**What this task involves:**
Search the material for the string "Shop", then return every line where it is found.

◇ ◇ ◇ ◇ ◇

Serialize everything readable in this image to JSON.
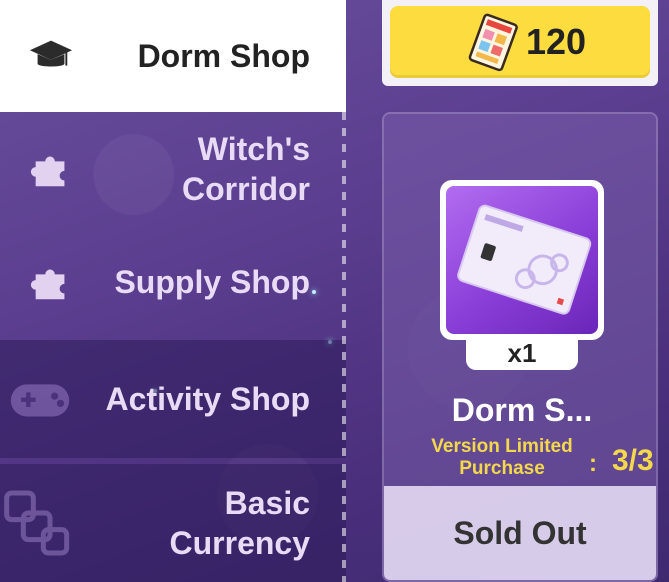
{
  "sidebar": {
    "items": [
      {
        "label": "Dorm Shop",
        "icon": "graduation-cap-icon",
        "active": true
      },
      {
        "label": "Witch's Corridor",
        "icon": "puzzle-piece-icon",
        "active": false
      },
      {
        "label": "Supply Shop",
        "icon": "puzzle-piece-icon",
        "active": false
      },
      {
        "label": "Activity Shop",
        "icon": "gamepad-icon",
        "active": false
      },
      {
        "label": "Basic Currency",
        "icon": "cubes-icon",
        "active": false
      }
    ]
  },
  "currency": {
    "amount": "120",
    "icon": "ticket-icon"
  },
  "item": {
    "quantity": "x1",
    "name": "Dorm S...",
    "limit_label": "Version Limited Purchase",
    "limit_colon": ":",
    "limit_count": "3/3",
    "status": "Sold Out"
  },
  "colors": {
    "accent_yellow": "#fddc3f",
    "bg_purple": "#5b3e8f",
    "limit_text": "#f2d84a"
  }
}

◇ ◇ ◇ ◇ ◇

**The response:**
        "label": "Dorm Shop",
        "label": "Supply Shop",
        "label": "Activity Shop",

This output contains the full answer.